▸ **EXERCISE REQUIREMENTS**: Identify each line in the records below that contains the word "title", and copy it.
☆ ☆ ☆
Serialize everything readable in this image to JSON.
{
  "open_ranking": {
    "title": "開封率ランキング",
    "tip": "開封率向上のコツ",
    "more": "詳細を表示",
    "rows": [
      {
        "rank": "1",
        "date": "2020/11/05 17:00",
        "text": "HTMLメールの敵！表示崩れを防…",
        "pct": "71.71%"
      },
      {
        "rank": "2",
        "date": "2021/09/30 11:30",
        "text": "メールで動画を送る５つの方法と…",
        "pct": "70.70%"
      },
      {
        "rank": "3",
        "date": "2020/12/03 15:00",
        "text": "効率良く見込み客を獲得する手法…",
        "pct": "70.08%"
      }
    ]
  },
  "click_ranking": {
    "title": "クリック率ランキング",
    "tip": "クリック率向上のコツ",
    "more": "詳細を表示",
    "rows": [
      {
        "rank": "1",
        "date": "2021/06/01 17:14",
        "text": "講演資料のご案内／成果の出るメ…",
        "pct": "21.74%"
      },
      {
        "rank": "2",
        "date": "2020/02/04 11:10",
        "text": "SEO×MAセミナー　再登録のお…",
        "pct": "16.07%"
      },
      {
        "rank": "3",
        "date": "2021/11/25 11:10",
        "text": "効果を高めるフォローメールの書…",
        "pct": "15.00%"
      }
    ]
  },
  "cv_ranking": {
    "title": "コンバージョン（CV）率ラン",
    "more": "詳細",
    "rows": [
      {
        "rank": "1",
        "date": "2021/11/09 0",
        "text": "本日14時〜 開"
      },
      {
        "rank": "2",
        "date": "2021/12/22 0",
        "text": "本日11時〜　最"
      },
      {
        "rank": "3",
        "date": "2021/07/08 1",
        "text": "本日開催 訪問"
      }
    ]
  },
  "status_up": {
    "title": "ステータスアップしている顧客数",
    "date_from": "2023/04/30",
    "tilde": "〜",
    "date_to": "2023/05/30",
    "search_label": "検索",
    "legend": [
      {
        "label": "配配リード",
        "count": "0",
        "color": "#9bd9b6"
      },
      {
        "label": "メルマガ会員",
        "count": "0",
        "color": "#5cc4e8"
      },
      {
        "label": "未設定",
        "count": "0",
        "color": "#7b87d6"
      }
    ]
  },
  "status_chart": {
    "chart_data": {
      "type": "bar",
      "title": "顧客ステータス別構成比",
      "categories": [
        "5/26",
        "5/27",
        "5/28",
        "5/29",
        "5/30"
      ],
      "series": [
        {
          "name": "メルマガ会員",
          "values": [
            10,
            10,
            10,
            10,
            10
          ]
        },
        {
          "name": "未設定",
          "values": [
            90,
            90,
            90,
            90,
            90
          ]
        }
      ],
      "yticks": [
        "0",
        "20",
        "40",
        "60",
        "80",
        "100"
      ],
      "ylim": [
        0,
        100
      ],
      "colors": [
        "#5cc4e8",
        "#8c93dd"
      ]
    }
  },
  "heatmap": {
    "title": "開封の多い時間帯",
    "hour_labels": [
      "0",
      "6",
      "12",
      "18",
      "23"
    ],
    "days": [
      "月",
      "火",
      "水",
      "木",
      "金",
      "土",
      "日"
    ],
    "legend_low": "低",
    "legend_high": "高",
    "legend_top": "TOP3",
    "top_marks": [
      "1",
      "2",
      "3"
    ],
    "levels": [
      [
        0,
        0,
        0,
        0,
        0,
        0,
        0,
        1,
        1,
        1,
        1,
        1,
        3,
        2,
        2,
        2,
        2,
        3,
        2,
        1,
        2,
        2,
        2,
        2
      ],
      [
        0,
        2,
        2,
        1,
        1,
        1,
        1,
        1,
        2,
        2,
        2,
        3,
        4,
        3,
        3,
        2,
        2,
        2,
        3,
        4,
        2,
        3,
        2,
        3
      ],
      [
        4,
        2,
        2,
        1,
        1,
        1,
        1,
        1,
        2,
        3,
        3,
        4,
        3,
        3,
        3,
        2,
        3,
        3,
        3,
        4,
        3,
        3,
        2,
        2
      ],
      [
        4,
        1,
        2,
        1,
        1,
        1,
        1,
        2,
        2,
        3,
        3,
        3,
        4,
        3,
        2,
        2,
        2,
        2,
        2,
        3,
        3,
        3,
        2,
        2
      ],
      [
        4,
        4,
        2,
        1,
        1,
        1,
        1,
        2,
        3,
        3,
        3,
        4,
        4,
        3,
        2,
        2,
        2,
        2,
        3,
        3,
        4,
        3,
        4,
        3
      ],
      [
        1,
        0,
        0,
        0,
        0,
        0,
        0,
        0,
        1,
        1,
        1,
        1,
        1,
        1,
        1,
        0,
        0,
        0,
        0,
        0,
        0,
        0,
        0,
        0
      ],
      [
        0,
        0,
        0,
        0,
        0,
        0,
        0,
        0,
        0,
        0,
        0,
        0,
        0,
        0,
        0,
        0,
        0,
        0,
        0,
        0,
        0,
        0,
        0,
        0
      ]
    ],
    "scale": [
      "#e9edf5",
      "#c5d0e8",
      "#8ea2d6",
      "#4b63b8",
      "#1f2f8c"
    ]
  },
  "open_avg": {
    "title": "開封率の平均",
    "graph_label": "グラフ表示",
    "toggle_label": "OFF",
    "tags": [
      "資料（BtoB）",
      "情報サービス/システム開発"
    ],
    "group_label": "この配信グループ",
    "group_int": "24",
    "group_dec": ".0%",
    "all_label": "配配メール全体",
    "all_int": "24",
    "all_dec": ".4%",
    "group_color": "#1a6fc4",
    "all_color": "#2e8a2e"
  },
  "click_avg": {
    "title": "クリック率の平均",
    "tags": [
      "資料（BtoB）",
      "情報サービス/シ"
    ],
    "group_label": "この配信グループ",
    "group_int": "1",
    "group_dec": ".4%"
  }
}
☆ ☆ ☆
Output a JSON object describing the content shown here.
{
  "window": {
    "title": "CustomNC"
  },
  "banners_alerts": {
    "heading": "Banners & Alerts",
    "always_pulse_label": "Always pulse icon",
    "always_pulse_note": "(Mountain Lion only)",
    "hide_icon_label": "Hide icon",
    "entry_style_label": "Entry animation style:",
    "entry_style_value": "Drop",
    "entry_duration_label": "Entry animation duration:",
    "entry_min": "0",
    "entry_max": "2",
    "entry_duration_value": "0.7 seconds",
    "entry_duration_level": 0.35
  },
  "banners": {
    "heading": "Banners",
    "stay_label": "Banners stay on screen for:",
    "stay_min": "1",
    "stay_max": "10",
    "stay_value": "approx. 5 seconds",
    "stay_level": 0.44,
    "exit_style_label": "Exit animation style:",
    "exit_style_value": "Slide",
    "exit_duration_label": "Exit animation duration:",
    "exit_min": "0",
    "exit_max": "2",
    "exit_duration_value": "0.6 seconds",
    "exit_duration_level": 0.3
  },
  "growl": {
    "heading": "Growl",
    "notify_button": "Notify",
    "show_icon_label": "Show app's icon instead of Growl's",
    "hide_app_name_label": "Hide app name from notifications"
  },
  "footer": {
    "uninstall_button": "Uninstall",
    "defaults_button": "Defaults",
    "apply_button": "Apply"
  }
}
☆ ☆ ☆
▸ **OUTPUT FOR THIS EXERCISE**:
    "title": "開封率ランキング",
    "title": "クリック率ランキング",
    "title": "コンバージョン（CV）率ラン",
    "title": "ステータスアップしている顧客数",
      "title": "顧客ステータス別構成比",
    "title": "開封の多い時間帯",
    "title": "開封率の平均",
    "title": "クリック率の平均",
    "title": "CustomNC"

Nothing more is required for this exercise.